## Begin Extracted material

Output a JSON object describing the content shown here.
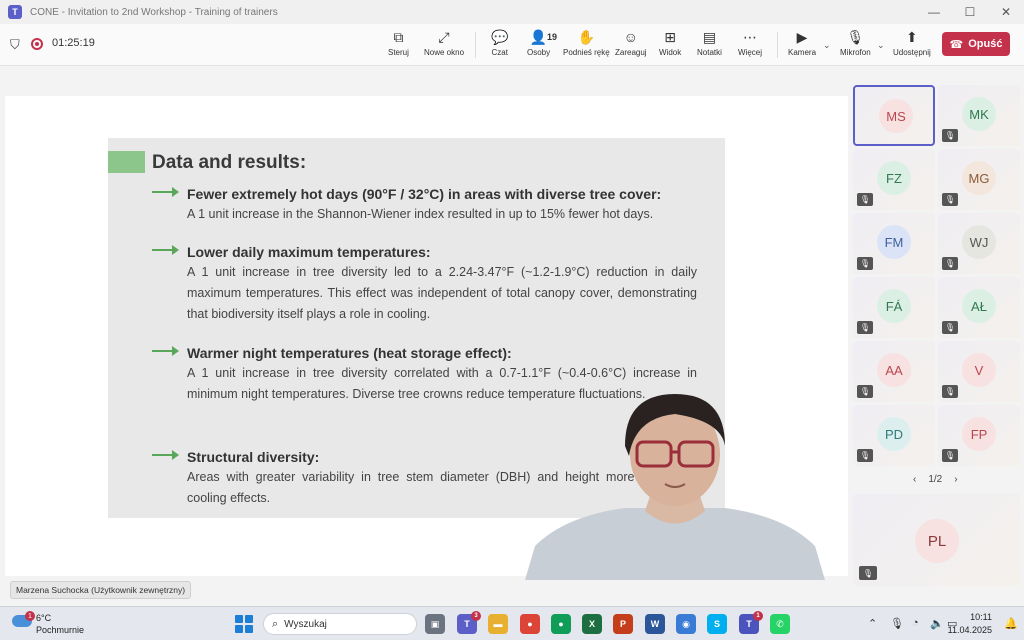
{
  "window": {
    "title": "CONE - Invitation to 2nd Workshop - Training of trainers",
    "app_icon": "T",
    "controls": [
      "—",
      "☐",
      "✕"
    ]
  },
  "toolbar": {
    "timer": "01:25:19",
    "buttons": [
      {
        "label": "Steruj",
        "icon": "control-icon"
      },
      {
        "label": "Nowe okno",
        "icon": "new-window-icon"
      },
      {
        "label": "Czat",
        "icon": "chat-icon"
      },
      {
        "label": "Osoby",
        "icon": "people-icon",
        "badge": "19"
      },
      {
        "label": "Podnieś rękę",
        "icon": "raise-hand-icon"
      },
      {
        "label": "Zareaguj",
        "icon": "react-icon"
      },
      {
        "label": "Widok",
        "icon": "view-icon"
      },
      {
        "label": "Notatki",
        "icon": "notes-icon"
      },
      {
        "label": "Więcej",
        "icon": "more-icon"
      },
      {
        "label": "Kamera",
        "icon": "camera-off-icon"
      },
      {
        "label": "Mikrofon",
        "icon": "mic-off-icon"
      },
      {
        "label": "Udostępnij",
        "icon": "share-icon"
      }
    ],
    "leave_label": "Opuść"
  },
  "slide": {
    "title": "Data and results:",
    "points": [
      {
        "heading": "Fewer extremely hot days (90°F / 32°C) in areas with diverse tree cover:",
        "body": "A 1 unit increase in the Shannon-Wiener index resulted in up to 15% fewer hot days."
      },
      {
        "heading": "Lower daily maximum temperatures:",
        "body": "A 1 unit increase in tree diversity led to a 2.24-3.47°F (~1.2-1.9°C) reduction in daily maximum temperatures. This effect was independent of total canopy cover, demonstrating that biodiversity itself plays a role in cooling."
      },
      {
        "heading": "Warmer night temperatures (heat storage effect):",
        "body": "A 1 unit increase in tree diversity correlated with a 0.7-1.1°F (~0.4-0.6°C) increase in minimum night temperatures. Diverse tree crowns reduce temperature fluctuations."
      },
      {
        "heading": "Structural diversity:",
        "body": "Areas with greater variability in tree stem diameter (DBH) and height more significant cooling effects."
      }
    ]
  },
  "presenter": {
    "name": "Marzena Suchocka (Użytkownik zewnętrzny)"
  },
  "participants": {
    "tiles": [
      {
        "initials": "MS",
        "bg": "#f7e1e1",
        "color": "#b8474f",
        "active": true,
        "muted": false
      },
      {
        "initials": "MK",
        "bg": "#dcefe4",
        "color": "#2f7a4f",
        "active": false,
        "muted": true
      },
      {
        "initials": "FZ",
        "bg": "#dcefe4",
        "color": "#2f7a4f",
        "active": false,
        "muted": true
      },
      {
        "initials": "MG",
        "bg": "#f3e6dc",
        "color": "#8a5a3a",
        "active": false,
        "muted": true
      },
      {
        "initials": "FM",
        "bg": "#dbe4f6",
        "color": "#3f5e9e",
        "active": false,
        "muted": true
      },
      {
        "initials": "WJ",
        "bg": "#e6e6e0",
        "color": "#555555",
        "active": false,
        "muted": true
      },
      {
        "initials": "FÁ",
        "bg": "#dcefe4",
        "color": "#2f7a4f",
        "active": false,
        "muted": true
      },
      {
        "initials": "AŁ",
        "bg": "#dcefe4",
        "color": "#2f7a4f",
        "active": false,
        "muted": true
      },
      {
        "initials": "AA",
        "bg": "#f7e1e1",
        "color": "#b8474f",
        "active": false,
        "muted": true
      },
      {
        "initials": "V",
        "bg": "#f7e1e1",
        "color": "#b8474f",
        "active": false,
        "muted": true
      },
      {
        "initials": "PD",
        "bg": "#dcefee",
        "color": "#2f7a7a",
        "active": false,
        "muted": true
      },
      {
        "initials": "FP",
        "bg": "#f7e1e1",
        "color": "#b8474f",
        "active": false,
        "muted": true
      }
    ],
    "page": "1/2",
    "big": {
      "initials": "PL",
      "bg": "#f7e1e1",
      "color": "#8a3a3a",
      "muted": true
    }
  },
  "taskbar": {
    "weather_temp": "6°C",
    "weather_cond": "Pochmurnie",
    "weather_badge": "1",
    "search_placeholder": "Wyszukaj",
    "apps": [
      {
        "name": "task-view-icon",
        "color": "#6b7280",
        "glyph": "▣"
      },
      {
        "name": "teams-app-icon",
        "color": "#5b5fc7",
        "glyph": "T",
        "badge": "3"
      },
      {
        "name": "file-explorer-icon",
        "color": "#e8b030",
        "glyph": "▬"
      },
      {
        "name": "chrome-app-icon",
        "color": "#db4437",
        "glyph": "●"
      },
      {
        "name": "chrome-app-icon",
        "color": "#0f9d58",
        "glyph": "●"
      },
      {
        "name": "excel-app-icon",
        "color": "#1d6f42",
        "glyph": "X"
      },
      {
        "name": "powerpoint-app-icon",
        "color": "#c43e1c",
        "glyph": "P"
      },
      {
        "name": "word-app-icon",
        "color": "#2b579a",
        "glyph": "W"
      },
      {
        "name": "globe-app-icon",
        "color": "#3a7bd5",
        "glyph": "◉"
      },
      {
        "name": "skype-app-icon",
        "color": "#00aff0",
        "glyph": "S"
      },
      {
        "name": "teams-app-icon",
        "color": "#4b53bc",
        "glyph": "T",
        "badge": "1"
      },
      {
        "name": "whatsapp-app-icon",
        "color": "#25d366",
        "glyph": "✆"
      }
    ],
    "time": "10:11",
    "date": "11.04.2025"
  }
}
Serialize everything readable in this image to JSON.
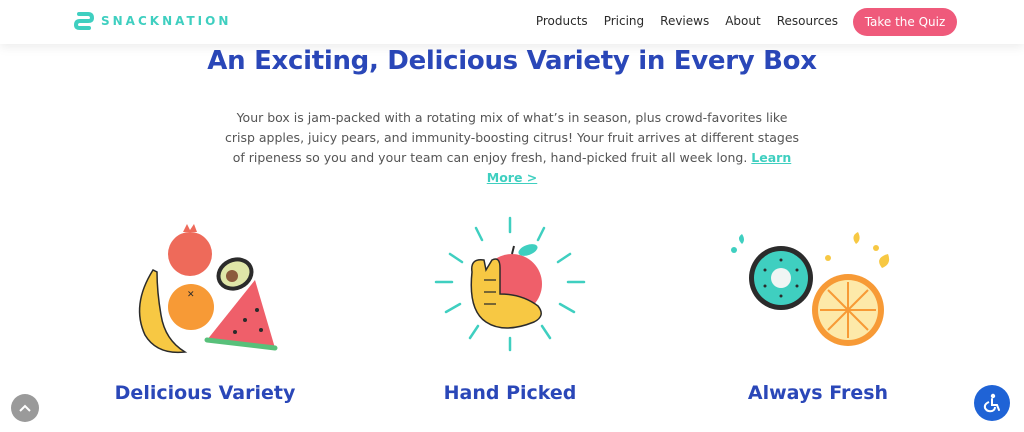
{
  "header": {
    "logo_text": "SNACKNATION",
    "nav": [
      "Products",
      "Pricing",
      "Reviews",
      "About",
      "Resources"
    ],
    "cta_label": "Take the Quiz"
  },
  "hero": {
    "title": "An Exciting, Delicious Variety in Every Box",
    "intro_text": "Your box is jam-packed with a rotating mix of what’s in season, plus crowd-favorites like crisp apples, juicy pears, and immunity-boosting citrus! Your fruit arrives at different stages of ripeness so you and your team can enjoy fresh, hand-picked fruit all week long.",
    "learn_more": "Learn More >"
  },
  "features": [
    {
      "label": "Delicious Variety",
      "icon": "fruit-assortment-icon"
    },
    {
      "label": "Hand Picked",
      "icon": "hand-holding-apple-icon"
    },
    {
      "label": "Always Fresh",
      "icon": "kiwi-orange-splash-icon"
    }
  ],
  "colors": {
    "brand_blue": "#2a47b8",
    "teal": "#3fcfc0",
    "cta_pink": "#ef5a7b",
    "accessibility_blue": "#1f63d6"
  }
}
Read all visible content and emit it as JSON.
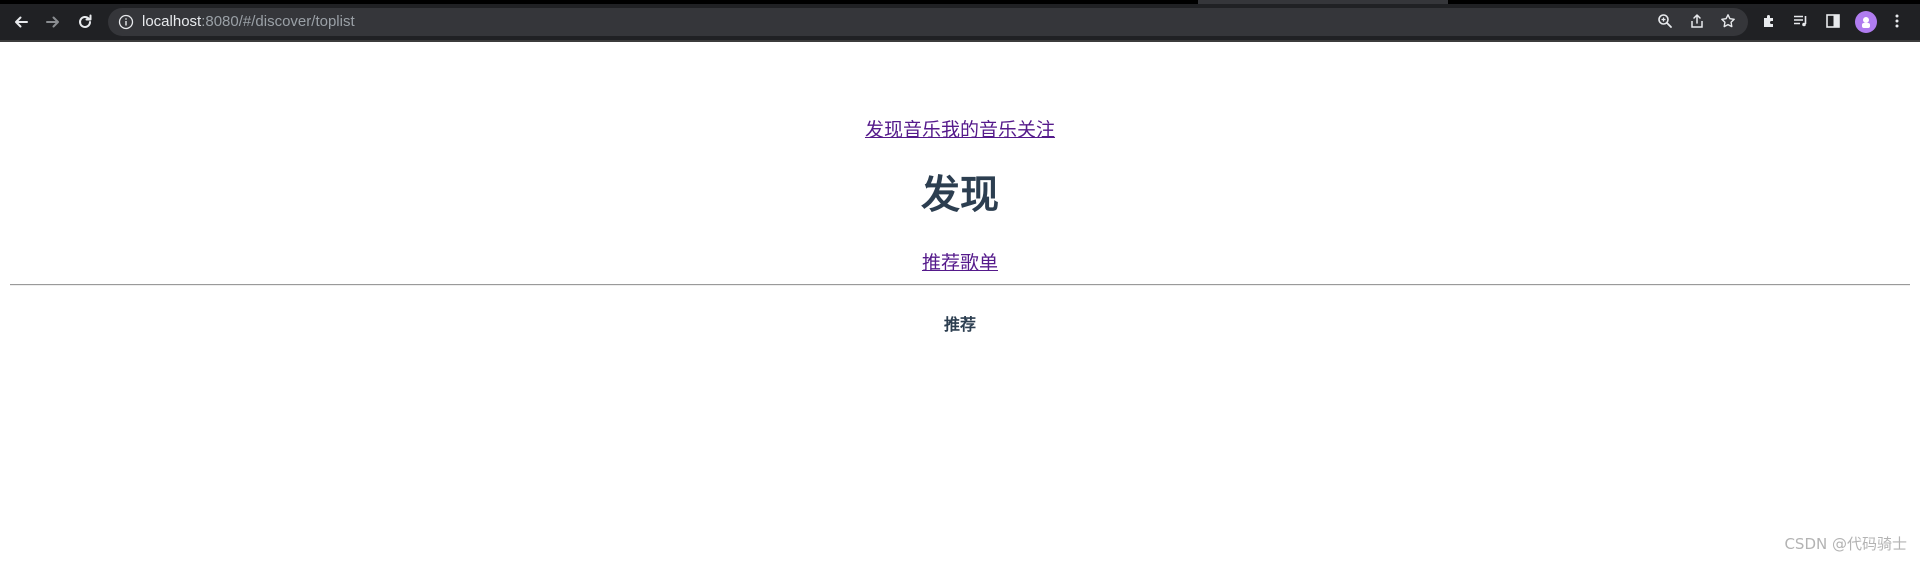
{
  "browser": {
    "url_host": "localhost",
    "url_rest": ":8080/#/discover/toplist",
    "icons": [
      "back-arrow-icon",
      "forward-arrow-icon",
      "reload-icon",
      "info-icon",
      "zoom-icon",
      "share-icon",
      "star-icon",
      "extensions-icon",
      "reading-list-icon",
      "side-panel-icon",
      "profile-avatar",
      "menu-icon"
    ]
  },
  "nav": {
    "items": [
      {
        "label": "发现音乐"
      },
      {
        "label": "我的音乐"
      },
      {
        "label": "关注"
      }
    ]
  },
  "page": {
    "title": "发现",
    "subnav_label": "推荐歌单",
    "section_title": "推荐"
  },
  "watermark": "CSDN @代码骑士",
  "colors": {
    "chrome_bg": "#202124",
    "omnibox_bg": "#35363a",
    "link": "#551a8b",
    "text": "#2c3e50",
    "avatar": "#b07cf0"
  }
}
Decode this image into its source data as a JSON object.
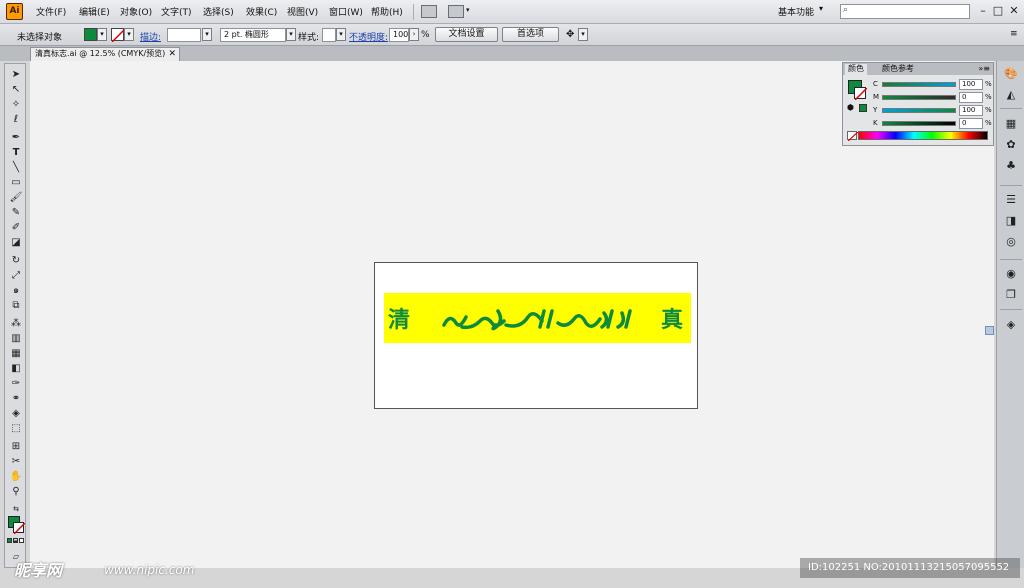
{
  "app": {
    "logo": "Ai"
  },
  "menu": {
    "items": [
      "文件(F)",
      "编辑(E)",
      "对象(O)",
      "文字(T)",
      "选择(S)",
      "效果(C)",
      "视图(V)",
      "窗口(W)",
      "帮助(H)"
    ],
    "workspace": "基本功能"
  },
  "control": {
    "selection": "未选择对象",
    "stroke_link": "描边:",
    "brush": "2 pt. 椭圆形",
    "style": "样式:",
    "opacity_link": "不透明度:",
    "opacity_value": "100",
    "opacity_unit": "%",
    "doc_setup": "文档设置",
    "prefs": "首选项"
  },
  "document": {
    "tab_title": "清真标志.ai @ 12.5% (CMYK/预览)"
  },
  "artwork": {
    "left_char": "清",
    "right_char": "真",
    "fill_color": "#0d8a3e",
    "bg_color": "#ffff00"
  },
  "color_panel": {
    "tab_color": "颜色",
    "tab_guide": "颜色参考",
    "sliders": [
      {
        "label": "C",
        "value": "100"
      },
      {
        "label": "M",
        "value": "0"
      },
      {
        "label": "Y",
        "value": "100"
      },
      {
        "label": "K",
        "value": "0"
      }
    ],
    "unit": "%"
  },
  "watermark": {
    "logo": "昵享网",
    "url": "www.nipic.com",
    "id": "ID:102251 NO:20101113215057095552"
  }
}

## End Extracted material

§ Task statement:
How many lines in the records above contain the word "JSON"? Reply with the number and nothing more.

§ The output:
4